- [STATED TASK]
Duplicate the lines of the records starting with the one containing "countdown-minutes-value: 8 [994, 392, 1010, 422]" and ending with the one containing "countdown-days: 54 Days [811, 379, 877, 458]", with both of those included.

Element and region listings
— start —

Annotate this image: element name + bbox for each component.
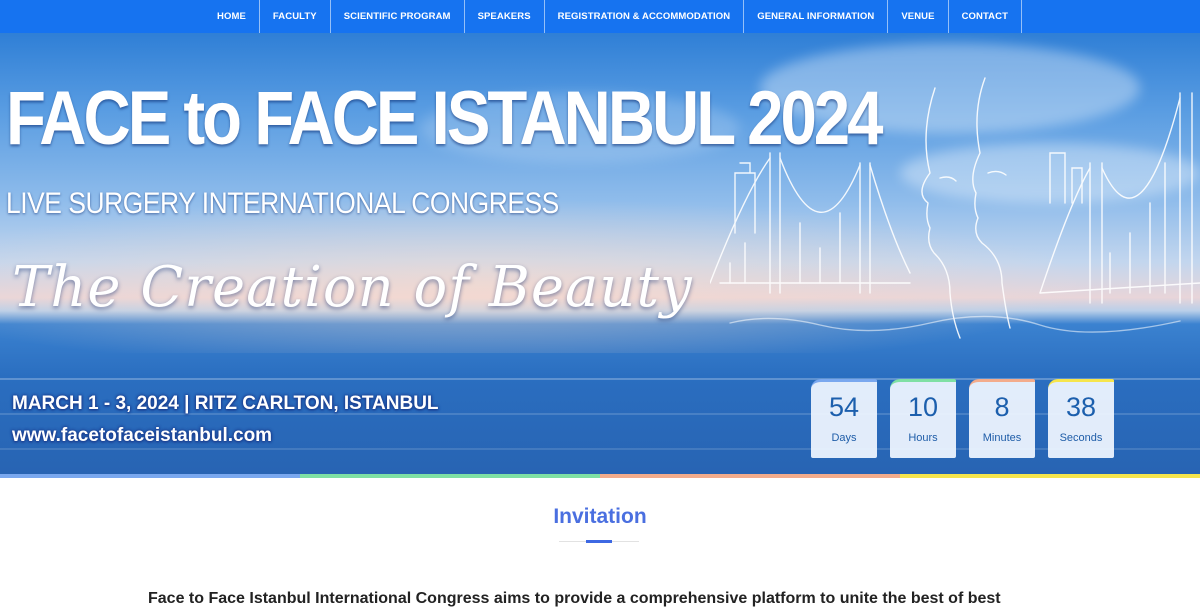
countdown-minutes-value: 8 [994, 392, 1010, 422]
nav-item-home[interactable]: HOME [204, 0, 260, 33]
color-divider-strip [0, 474, 1200, 478]
event-date-venue: MARCH 1 - 3, 2024 | RITZ CARLTON, ISTANB… [12, 393, 439, 414]
countdown-days: 54 Days [811, 379, 877, 458]
hero-tagline: The Creation of Beauty [12, 255, 693, 320]
countdown-days-label: Days [831, 432, 857, 444]
nav-menu: HOME FACULTY SCIENTIFIC PROGRAM SPEAKERS… [204, 0, 1023, 33]
invitation-heading: Invitation [553, 505, 647, 528]
countdown-minutes-label: Minutes [982, 432, 1022, 444]
nav-item-registration[interactable]: REGISTRATION & ACCOMMODATION [545, 0, 745, 33]
countdown-hours-label: Hours [908, 432, 938, 444]
countdown-timer: 54 Days 10 Hours 8 Minutes 38 Seconds [811, 379, 1114, 458]
countdown-minutes: 8 Minutes [969, 379, 1035, 458]
strip-segment [600, 474, 900, 478]
strip-segment [0, 474, 300, 478]
invitation-text: Face to Face Istanbul International Cong… [148, 590, 1001, 607]
countdown-hours: 10 Hours [890, 379, 956, 458]
event-website-link[interactable]: www.facetofaceistanbul.com [12, 425, 272, 447]
hero-banner: FACE to FACE ISTANBUL 2024 LIVE SURGERY … [0, 33, 1200, 474]
countdown-days-value: 54 [828, 392, 860, 422]
hero-title: FACE to FACE ISTANBUL 2024 [6, 76, 883, 161]
strip-segment [900, 474, 1200, 478]
nav-item-scientific-program[interactable]: SCIENTIFIC PROGRAM [331, 0, 465, 33]
nav-item-venue[interactable]: VENUE [888, 0, 949, 33]
nav-item-general-information[interactable]: GENERAL INFORMATION [744, 0, 889, 33]
nav-item-faculty[interactable]: FACULTY [260, 0, 331, 33]
countdown-seconds: 38 Seconds [1048, 379, 1114, 458]
main-navbar: HOME FACULTY SCIENTIFIC PROGRAM SPEAKERS… [0, 0, 1200, 33]
strip-segment [300, 474, 600, 478]
countdown-seconds-label: Seconds [1059, 432, 1103, 444]
countdown-hours-value: 10 [907, 392, 939, 422]
heading-accent [586, 540, 612, 543]
hero-subtitle: LIVE SURGERY INTERNATIONAL CONGRESS [6, 187, 559, 220]
nav-item-contact[interactable]: CONTACT [949, 0, 1023, 33]
countdown-seconds-value: 38 [1065, 392, 1097, 422]
nav-item-speakers[interactable]: SPEAKERS [465, 0, 545, 33]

— end —

- [FINAL ANSWER]
countdown-minutes-value: 8 [994, 392, 1010, 422]
nav-item-home[interactable]: HOME [204, 0, 260, 33]
color-divider-strip [0, 474, 1200, 478]
event-date-venue: MARCH 1 - 3, 2024 | RITZ CARLTON, ISTANB… [12, 393, 439, 414]
countdown-days: 54 Days [811, 379, 877, 458]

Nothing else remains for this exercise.